WHAT IS REQUIRED: Return every line of the records below verbatim, with no pictures in the copy.

GIVEN RECORDS:
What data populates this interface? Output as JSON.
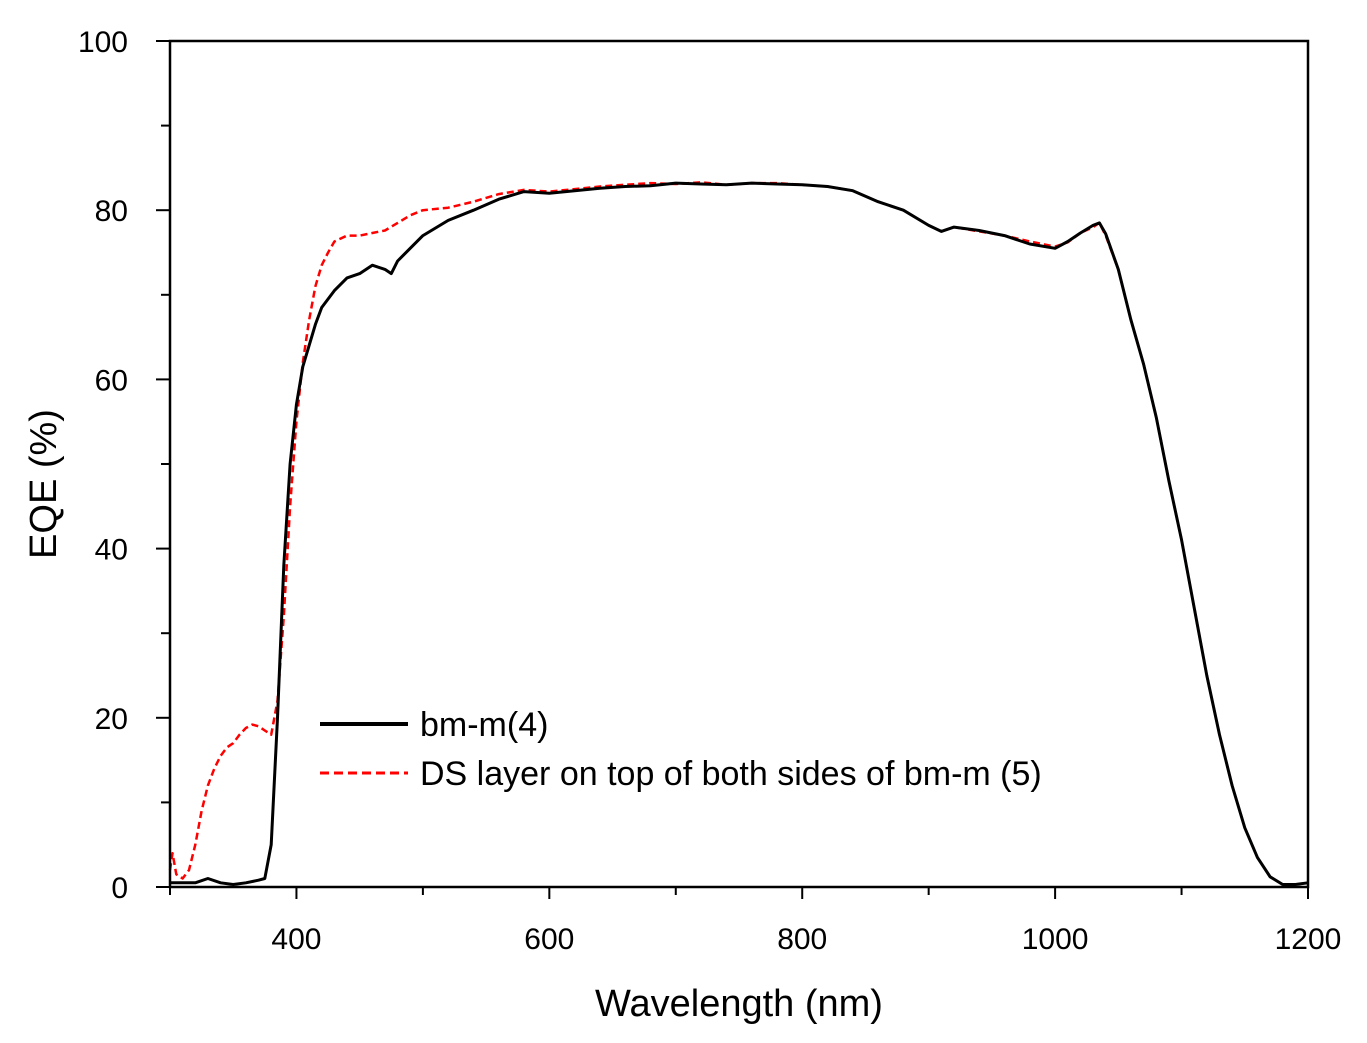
{
  "chart_data": {
    "type": "line",
    "title": "",
    "xlabel": "Wavelength (nm)",
    "ylabel": "EQE (%)",
    "xlim": [
      300,
      1200
    ],
    "ylim": [
      0,
      100
    ],
    "xticks": [
      400,
      600,
      800,
      1000,
      1200
    ],
    "yticks": [
      0,
      20,
      40,
      60,
      80,
      100
    ],
    "grid": false,
    "legend_position": "lower-left",
    "series": [
      {
        "name": "bm-m(4)",
        "color": "#000000",
        "dash": "solid",
        "x": [
          300,
          320,
          330,
          340,
          350,
          360,
          370,
          375,
          380,
          385,
          390,
          395,
          400,
          405,
          410,
          415,
          420,
          430,
          440,
          450,
          460,
          470,
          475,
          480,
          490,
          500,
          520,
          540,
          560,
          580,
          600,
          620,
          640,
          660,
          680,
          700,
          720,
          740,
          760,
          780,
          800,
          820,
          840,
          860,
          880,
          900,
          910,
          920,
          940,
          960,
          980,
          1000,
          1010,
          1020,
          1030,
          1035,
          1040,
          1050,
          1060,
          1070,
          1080,
          1090,
          1100,
          1110,
          1120,
          1130,
          1140,
          1150,
          1160,
          1170,
          1180,
          1190,
          1200
        ],
        "y": [
          0.5,
          0.5,
          1,
          0.5,
          0.3,
          0.5,
          0.8,
          1,
          5,
          20,
          38,
          50,
          57,
          61.5,
          64,
          66.5,
          68.5,
          70.5,
          72,
          72.5,
          73.5,
          73,
          72.5,
          74,
          75.5,
          77,
          78.8,
          80,
          81.3,
          82.2,
          82,
          82.3,
          82.6,
          82.8,
          82.9,
          83.2,
          83.1,
          83,
          83.2,
          83.1,
          83,
          82.8,
          82.3,
          81,
          80,
          78.2,
          77.5,
          78,
          77.6,
          77,
          76,
          75.5,
          76.3,
          77.3,
          78.2,
          78.5,
          77.2,
          73,
          67,
          61.8,
          55.5,
          48,
          41,
          33,
          25,
          18,
          12,
          7,
          3.5,
          1.2,
          0.3,
          0.3,
          0.5
        ]
      },
      {
        "name": "DS layer on top of both sides of bm-m (5)",
        "color": "#ff0000",
        "dash": "dashed",
        "x": [
          300,
          302,
          305,
          310,
          315,
          320,
          325,
          330,
          335,
          340,
          345,
          350,
          355,
          360,
          365,
          370,
          375,
          380,
          385,
          390,
          395,
          400,
          405,
          410,
          415,
          420,
          425,
          430,
          440,
          450,
          460,
          470,
          480,
          490,
          500,
          520,
          540,
          560,
          580,
          600,
          620,
          640,
          660,
          680,
          700,
          720,
          740,
          760,
          780,
          800,
          820,
          840,
          860,
          880,
          900,
          910,
          920,
          940,
          960,
          980,
          1000,
          1010,
          1020,
          1030,
          1035,
          1040,
          1050,
          1060,
          1070,
          1080,
          1090,
          1100,
          1110,
          1120,
          1130,
          1140,
          1150,
          1160,
          1170,
          1180,
          1190,
          1200
        ],
        "y": [
          2,
          4,
          1.5,
          1,
          2,
          5,
          9,
          12,
          14,
          15.5,
          16.5,
          17,
          18,
          18.8,
          19.2,
          19,
          18.5,
          18,
          22,
          32,
          45,
          55,
          62,
          67,
          71,
          73.5,
          75,
          76.3,
          77,
          77,
          77.3,
          77.6,
          78.5,
          79.4,
          80,
          80.3,
          81,
          81.9,
          82.4,
          82.2,
          82.5,
          82.8,
          83,
          83.2,
          83.1,
          83.3,
          83,
          83.2,
          83.2,
          83,
          82.8,
          82.3,
          81,
          80,
          78.2,
          77.5,
          78,
          77.5,
          77,
          76.3,
          75.7,
          76.2,
          77.3,
          78,
          78.5,
          77,
          73,
          67,
          61.8,
          55.5,
          48,
          41,
          33,
          25,
          18,
          12,
          7,
          3.5,
          1.2,
          0.3,
          0.3,
          0.5
        ]
      }
    ]
  }
}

ANSWER TO THE EXERCISE:
What data populates this interface? Output as JSON.
{
  "chart_data": {
    "type": "line",
    "title": "",
    "xlabel": "Wavelength (nm)",
    "ylabel": "EQE (%)",
    "xlim": [
      300,
      1200
    ],
    "ylim": [
      0,
      100
    ],
    "xticks": [
      400,
      600,
      800,
      1000,
      1200
    ],
    "yticks": [
      0,
      20,
      40,
      60,
      80,
      100
    ],
    "grid": false,
    "legend_position": "lower-left",
    "series": [
      {
        "name": "bm-m(4)",
        "color": "#000000",
        "dash": "solid",
        "x": [
          300,
          320,
          330,
          340,
          350,
          360,
          370,
          375,
          380,
          385,
          390,
          395,
          400,
          405,
          410,
          415,
          420,
          430,
          440,
          450,
          460,
          470,
          475,
          480,
          490,
          500,
          520,
          540,
          560,
          580,
          600,
          620,
          640,
          660,
          680,
          700,
          720,
          740,
          760,
          780,
          800,
          820,
          840,
          860,
          880,
          900,
          910,
          920,
          940,
          960,
          980,
          1000,
          1010,
          1020,
          1030,
          1035,
          1040,
          1050,
          1060,
          1070,
          1080,
          1090,
          1100,
          1110,
          1120,
          1130,
          1140,
          1150,
          1160,
          1170,
          1180,
          1190,
          1200
        ],
        "y": [
          0.5,
          0.5,
          1,
          0.5,
          0.3,
          0.5,
          0.8,
          1,
          5,
          20,
          38,
          50,
          57,
          61.5,
          64,
          66.5,
          68.5,
          70.5,
          72,
          72.5,
          73.5,
          73,
          72.5,
          74,
          75.5,
          77,
          78.8,
          80,
          81.3,
          82.2,
          82,
          82.3,
          82.6,
          82.8,
          82.9,
          83.2,
          83.1,
          83,
          83.2,
          83.1,
          83,
          82.8,
          82.3,
          81,
          80,
          78.2,
          77.5,
          78,
          77.6,
          77,
          76,
          75.5,
          76.3,
          77.3,
          78.2,
          78.5,
          77.2,
          73,
          67,
          61.8,
          55.5,
          48,
          41,
          33,
          25,
          18,
          12,
          7,
          3.5,
          1.2,
          0.3,
          0.3,
          0.5
        ]
      },
      {
        "name": "DS layer on top of both sides of bm-m (5)",
        "color": "#ff0000",
        "dash": "dashed",
        "x": [
          300,
          302,
          305,
          310,
          315,
          320,
          325,
          330,
          335,
          340,
          345,
          350,
          355,
          360,
          365,
          370,
          375,
          380,
          385,
          390,
          395,
          400,
          405,
          410,
          415,
          420,
          425,
          430,
          440,
          450,
          460,
          470,
          480,
          490,
          500,
          520,
          540,
          560,
          580,
          600,
          620,
          640,
          660,
          680,
          700,
          720,
          740,
          760,
          780,
          800,
          820,
          840,
          860,
          880,
          900,
          910,
          920,
          940,
          960,
          980,
          1000,
          1010,
          1020,
          1030,
          1035,
          1040,
          1050,
          1060,
          1070,
          1080,
          1090,
          1100,
          1110,
          1120,
          1130,
          1140,
          1150,
          1160,
          1170,
          1180,
          1190,
          1200
        ],
        "y": [
          2,
          4,
          1.5,
          1,
          2,
          5,
          9,
          12,
          14,
          15.5,
          16.5,
          17,
          18,
          18.8,
          19.2,
          19,
          18.5,
          18,
          22,
          32,
          45,
          55,
          62,
          67,
          71,
          73.5,
          75,
          76.3,
          77,
          77,
          77.3,
          77.6,
          78.5,
          79.4,
          80,
          80.3,
          81,
          81.9,
          82.4,
          82.2,
          82.5,
          82.8,
          83,
          83.2,
          83.1,
          83.3,
          83,
          83.2,
          83.2,
          83,
          82.8,
          82.3,
          81,
          80,
          78.2,
          77.5,
          78,
          77.5,
          77,
          76.3,
          75.7,
          76.2,
          77.3,
          78,
          78.5,
          77,
          73,
          67,
          61.8,
          55.5,
          48,
          41,
          33,
          25,
          18,
          12,
          7,
          3.5,
          1.2,
          0.3,
          0.3,
          0.5
        ]
      }
    ]
  }
}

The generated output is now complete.